EXERCISE AIM:
Pull out every line of the rows below that contains the string "bounding". Copy each of those lines as it appears.

>> begin SUPPLIED ENTRIES

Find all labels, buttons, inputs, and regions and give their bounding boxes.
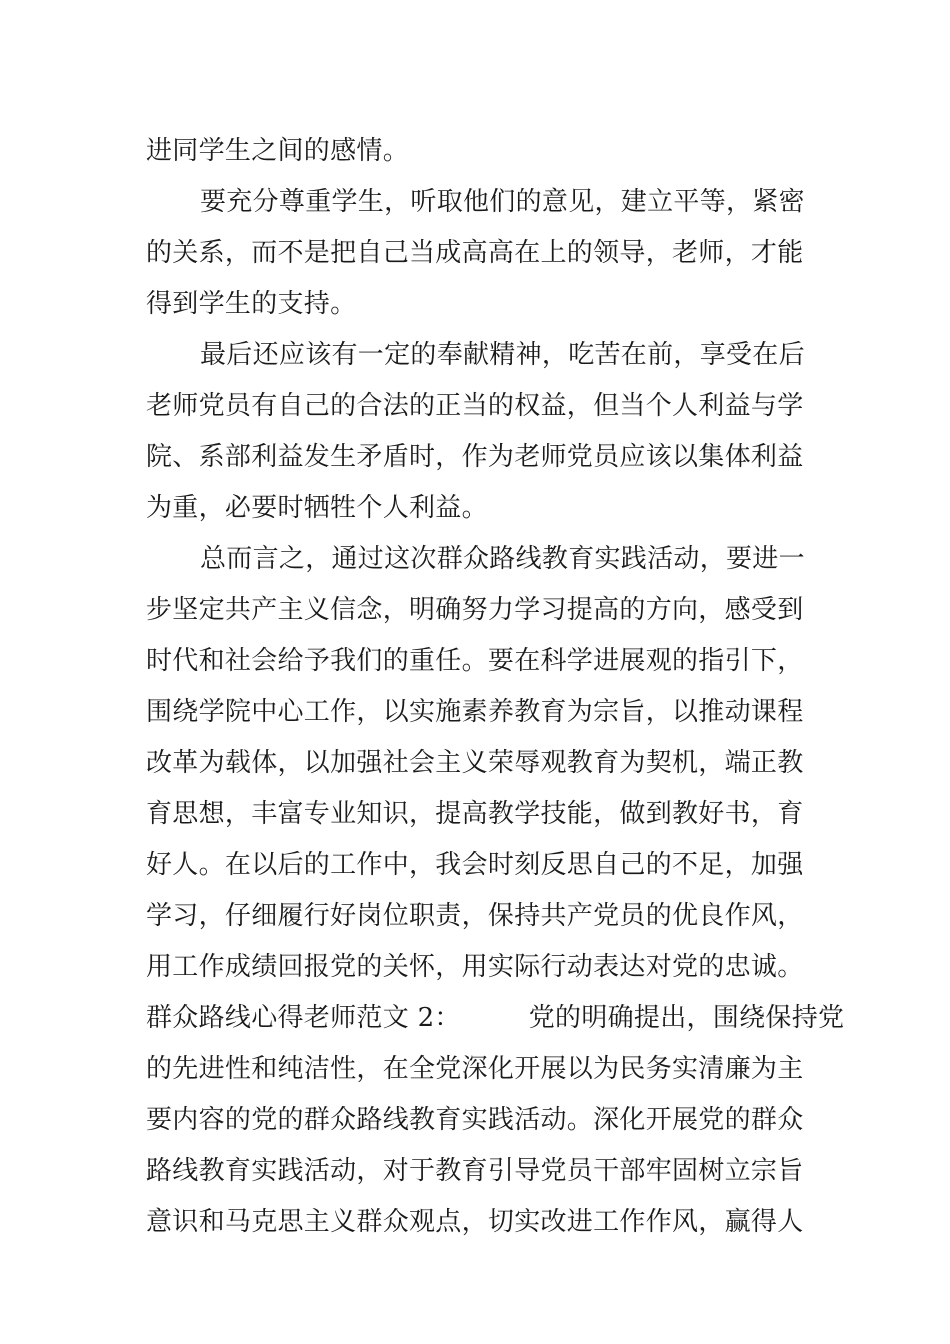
text-line: 得到学生的支持。 [146,289,357,319]
heading-continuation-text: 党的明确提出，围绕保持党 [528,1003,845,1033]
document-body [146,126,845,1248]
text-line: 学习，仔细履行好岗位职责，保持共产党员的优良作风， [146,901,804,931]
text-line: 用工作成绩回报党的关怀，用实际行动表达对党的忠诚。 [146,952,804,982]
text-line: 改革为载体，以加强社会主义荣辱观教育为契机，端正教 [146,748,804,778]
text-line: 意识和马克思主义群众观点，切实改进工作作风，赢得人 [146,1207,804,1237]
text-line: 进同学生之间的感情。 [146,136,410,166]
text-line: 总而言之，通过这次群众路线教育实践活动，要进一 [200,544,805,574]
text-line: 的先进性和纯洁性，在全党深化开展以为民务实清廉为主 [146,1054,804,1084]
section-heading-line [146,993,845,1044]
text-line: 育思想，丰富专业知识，提高教学技能，做到教好书，育 [146,799,804,829]
text-line: 老师党员有自己的合法的正当的权益，但当个人利益与学 [146,391,804,421]
text-line: 路线教育实践活动，对于教育引导党员干部牢固树立宗旨 [146,1156,804,1186]
text-line: 围绕学院中心工作，以实施素养教育为宗旨，以推动课程 [146,697,804,727]
section-heading: 群众路线心得老师范文 2： [146,1003,461,1033]
text-line: 院、系部利益发生矛盾时，作为老师党员应该以集体利益 [146,442,804,472]
text-line: 步坚定共产主义信念，明确努力学习提高的方向，感受到 [146,595,804,625]
text-line: 要内容的党的群众路线教育实践活动。深化开展党的群众 [146,1105,804,1135]
text-line: 时代和社会给予我们的重任。要在科学进展观的指引下， [146,646,804,676]
text-line: 好人。在以后的工作中，我会时刻反思自己的不足，加强 [146,850,804,880]
text-line: 最后还应该有一定的奉献精神，吃苦在前，享受在后 [200,340,805,370]
text-line: 的关系，而不是把自己当成高高在上的领导，老师，才能 [146,238,804,268]
text-line: 要充分尊重学生，听取他们的意见，建立平等，紧密 [200,187,805,217]
text-line: 为重，必要时牺牲个人利益。 [146,493,488,523]
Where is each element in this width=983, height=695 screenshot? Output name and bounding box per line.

>> end SUPPLIED ENTRIES

ANSWER:
Find all labels, buttons, inputs, and regions and give their bounding boxes.
Where is each element in this width=983, height=695 screenshot? Output name and bounding box per line.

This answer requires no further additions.